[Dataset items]

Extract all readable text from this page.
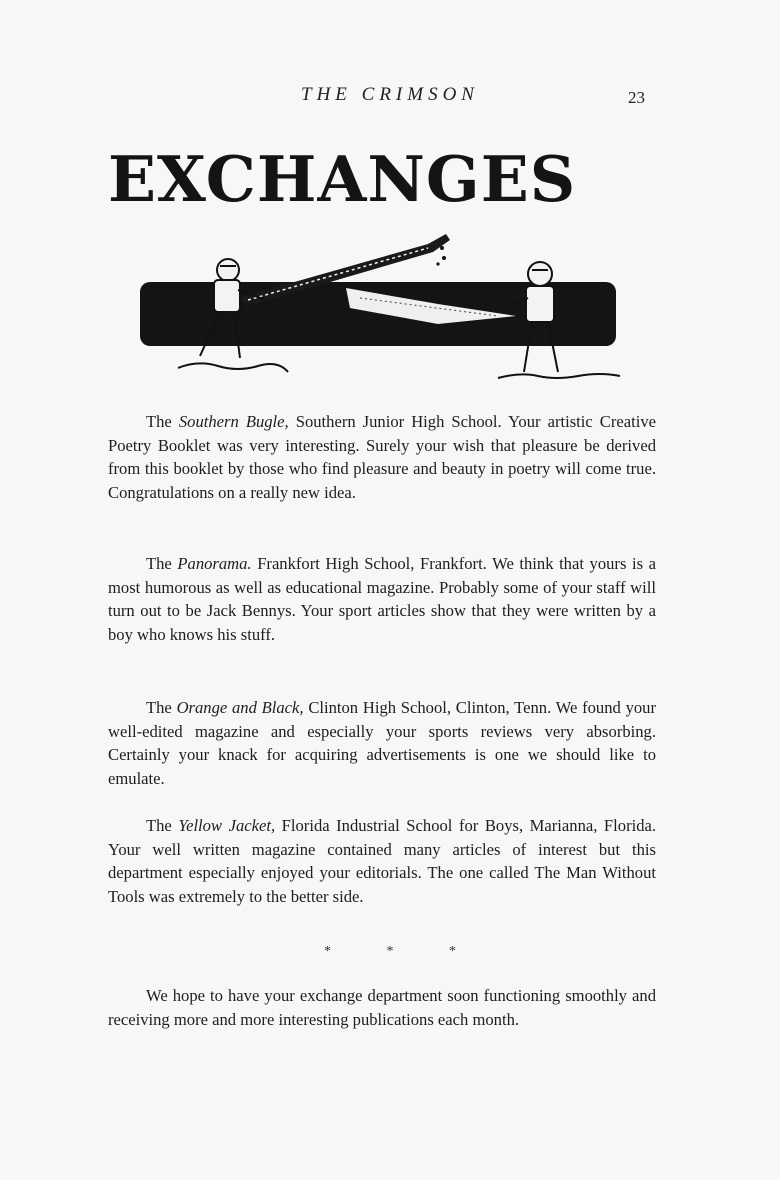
THE CRIMSON	23
EXCHANGES

The Southern Bugle, Southern Junior High School. Your artistic Creative Poetry Booklet was very interesting. Surely your wish that pleasure be derived from this booklet by those who find pleasure and beauty in poetry will come true. Congratulations on a really new idea.

The Panorama. Frankfort High School, Frankfort. We think that yours is a most humorous as well as educational magazine. Probably some of your staff will turn out to be Jack Bennys. Your sport articles show that they were written by a boy who knows his stuff.

The Orange and Black, Clinton High School, Clinton, Tenn. We found your well-edited magazine and especially your sports reviews very absorbing. Certainly your knack for acquiring advertisements is one we should like to emulate.

The Yellow Jacket, Florida Industrial School for Boys, Marianna, Florida. Your well written magazine contained many articles of interest but this department especially enjoyed your editorials. The one called The Man Without Tools was extremely to the better side.

* * *

We hope to have your exchange department soon functioning smoothly and receiving more and more interesting publications each month.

(Direction): Within the listing above, copy each line that has the string "from".

(Worked solution):
Extract all readable text from this page.
The Southern Bugle, Southern Junior High School. Your artistic Creative Poetry Booklet was very interesting. Surely your wish that pleasure be derived from this booklet by those who find pleasure and beauty in poetry will come true. Congratulations on a really new idea.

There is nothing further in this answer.